Work required
Write out each line in which the string "name" is present.

Supplied information
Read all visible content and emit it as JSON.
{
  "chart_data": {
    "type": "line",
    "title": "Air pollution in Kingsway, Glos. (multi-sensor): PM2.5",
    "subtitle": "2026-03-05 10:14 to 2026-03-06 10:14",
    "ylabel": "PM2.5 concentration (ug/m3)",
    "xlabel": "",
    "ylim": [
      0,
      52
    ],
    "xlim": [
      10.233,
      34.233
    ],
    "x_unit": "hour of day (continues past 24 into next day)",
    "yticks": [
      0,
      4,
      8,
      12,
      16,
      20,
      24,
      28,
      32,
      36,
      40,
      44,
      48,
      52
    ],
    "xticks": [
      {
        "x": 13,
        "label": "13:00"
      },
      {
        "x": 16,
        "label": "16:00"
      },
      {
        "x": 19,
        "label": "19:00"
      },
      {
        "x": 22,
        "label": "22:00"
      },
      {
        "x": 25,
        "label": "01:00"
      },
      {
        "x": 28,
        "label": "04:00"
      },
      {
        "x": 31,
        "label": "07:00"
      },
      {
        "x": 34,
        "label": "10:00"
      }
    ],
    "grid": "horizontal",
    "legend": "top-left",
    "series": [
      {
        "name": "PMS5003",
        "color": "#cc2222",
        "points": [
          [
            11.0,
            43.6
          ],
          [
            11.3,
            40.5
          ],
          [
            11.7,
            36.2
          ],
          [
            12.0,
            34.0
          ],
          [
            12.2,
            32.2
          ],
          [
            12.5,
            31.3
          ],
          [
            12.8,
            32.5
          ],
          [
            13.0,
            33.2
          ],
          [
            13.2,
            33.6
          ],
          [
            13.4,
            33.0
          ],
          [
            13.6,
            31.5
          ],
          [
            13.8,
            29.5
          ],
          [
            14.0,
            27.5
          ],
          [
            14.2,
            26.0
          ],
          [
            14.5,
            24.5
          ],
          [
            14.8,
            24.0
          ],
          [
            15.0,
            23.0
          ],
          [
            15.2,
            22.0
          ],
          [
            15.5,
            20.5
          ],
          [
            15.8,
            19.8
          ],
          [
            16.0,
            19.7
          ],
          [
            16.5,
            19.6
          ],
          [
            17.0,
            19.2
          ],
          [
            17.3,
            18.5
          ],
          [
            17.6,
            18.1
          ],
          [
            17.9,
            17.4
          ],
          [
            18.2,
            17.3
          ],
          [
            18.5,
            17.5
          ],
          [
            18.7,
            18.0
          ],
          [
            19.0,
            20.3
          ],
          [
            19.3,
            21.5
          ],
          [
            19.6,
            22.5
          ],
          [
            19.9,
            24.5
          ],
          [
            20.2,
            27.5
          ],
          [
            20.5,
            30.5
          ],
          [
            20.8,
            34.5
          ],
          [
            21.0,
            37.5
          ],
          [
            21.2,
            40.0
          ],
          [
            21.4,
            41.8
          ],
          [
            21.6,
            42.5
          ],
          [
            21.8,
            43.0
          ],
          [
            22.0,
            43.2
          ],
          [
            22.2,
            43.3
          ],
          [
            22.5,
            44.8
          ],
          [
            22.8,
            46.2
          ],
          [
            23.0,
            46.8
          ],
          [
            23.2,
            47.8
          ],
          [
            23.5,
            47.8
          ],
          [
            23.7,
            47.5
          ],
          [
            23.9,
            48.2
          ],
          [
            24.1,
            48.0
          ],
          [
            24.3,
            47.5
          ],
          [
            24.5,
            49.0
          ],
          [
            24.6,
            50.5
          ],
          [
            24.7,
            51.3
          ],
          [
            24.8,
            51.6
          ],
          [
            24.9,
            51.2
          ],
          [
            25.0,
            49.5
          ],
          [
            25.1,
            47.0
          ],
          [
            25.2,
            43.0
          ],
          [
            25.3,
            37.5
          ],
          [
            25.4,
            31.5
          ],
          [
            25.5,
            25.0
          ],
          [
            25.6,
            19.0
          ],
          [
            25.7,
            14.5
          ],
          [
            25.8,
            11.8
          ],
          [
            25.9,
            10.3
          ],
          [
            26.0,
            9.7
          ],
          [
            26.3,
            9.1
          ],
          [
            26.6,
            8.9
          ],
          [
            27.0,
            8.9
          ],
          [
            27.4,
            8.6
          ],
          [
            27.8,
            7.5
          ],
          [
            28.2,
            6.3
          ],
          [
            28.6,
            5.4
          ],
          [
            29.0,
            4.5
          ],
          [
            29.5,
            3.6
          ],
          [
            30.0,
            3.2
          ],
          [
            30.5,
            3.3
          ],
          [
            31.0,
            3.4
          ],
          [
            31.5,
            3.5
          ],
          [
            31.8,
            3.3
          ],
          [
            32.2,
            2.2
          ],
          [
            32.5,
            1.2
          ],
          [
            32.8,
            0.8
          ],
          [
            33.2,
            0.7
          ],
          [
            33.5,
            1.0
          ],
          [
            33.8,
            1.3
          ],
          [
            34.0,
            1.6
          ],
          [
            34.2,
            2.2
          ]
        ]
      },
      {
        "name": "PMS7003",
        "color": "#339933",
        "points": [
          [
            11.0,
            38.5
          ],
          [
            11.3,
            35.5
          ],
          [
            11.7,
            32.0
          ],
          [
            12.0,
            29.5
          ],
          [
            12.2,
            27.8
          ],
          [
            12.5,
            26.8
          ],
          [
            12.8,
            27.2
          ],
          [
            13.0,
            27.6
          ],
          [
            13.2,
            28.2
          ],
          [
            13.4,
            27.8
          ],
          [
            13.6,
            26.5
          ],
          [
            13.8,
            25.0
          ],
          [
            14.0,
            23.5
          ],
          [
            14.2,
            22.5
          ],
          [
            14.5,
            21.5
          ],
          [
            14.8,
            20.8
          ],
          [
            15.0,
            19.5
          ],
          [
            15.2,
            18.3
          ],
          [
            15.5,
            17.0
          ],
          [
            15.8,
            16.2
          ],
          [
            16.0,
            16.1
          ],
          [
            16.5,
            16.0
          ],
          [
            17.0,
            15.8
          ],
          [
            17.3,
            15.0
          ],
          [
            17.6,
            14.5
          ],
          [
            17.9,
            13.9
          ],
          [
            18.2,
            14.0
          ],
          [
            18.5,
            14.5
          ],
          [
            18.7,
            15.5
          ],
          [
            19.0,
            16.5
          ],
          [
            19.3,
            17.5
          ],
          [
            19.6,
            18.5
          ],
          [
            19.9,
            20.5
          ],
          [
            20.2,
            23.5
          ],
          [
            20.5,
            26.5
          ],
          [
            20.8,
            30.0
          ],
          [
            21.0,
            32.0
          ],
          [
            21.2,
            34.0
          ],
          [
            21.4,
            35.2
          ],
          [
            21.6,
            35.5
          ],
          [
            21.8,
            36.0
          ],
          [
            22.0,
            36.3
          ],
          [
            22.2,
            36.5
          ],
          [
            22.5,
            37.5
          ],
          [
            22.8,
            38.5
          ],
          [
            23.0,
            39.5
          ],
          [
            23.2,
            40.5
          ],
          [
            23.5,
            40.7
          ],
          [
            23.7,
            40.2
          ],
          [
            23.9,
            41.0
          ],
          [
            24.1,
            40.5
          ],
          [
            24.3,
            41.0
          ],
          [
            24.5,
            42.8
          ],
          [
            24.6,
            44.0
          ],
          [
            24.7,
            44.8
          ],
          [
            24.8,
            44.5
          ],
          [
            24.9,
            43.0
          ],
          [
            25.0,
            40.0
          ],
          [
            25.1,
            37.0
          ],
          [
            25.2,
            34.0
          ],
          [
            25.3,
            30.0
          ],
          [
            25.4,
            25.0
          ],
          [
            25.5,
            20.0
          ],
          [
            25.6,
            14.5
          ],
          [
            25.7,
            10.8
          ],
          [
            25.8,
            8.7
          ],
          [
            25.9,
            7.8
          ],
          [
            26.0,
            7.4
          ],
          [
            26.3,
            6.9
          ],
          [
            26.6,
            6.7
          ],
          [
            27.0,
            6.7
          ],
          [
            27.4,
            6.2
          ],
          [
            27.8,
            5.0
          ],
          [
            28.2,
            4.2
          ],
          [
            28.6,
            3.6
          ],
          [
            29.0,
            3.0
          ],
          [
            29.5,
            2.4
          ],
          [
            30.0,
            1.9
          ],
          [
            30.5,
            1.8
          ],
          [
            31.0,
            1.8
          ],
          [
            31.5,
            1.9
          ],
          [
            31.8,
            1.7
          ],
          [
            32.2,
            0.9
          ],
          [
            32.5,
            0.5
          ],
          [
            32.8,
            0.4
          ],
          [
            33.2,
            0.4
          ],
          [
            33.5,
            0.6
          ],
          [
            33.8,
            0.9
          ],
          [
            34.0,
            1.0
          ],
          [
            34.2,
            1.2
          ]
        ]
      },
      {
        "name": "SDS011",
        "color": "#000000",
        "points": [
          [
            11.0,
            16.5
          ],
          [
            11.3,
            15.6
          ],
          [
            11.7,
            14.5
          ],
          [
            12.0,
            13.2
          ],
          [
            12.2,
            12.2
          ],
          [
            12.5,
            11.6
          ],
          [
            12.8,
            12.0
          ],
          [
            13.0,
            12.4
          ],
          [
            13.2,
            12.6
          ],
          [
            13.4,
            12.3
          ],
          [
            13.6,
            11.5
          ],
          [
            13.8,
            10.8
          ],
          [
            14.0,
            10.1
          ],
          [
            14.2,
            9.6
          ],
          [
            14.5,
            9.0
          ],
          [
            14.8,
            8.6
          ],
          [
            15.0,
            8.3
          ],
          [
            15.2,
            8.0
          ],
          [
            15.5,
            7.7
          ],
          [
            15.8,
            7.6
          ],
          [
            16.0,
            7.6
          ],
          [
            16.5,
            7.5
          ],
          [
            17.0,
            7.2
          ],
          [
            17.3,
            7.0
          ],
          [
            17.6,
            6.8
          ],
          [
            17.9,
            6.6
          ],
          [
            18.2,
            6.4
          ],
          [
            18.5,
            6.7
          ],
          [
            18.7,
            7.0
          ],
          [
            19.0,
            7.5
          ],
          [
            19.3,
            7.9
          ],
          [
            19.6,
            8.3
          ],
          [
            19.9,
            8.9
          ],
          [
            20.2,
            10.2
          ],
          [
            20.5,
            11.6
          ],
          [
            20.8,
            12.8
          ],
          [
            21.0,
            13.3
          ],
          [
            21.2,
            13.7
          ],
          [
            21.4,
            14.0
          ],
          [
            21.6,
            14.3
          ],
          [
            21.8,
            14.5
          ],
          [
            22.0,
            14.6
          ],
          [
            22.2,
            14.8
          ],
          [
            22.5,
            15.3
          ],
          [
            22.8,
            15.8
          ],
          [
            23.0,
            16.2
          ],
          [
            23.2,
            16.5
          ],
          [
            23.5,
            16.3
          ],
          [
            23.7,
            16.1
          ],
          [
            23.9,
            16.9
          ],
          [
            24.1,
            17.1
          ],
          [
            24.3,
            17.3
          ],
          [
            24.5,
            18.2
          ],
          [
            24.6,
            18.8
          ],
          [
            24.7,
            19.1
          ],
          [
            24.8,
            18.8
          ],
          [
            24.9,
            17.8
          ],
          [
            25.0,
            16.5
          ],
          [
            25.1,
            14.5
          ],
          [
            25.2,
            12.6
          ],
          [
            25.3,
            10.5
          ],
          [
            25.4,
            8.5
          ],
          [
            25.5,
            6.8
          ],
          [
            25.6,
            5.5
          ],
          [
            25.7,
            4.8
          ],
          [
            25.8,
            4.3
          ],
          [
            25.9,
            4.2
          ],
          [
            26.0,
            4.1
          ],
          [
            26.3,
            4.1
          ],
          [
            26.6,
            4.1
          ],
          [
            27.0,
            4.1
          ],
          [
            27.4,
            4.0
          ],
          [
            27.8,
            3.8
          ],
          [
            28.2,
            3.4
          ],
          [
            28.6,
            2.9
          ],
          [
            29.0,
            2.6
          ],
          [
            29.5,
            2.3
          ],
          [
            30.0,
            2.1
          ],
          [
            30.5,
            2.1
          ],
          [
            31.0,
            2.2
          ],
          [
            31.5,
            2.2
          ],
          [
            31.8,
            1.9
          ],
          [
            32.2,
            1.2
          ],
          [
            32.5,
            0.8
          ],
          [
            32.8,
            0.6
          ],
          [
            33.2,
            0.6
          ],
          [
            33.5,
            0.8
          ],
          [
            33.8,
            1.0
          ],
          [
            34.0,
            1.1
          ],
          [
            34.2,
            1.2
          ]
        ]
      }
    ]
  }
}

Task output
        "name": "PMS5003",
        "name": "PMS7003",
        "name": "SDS011",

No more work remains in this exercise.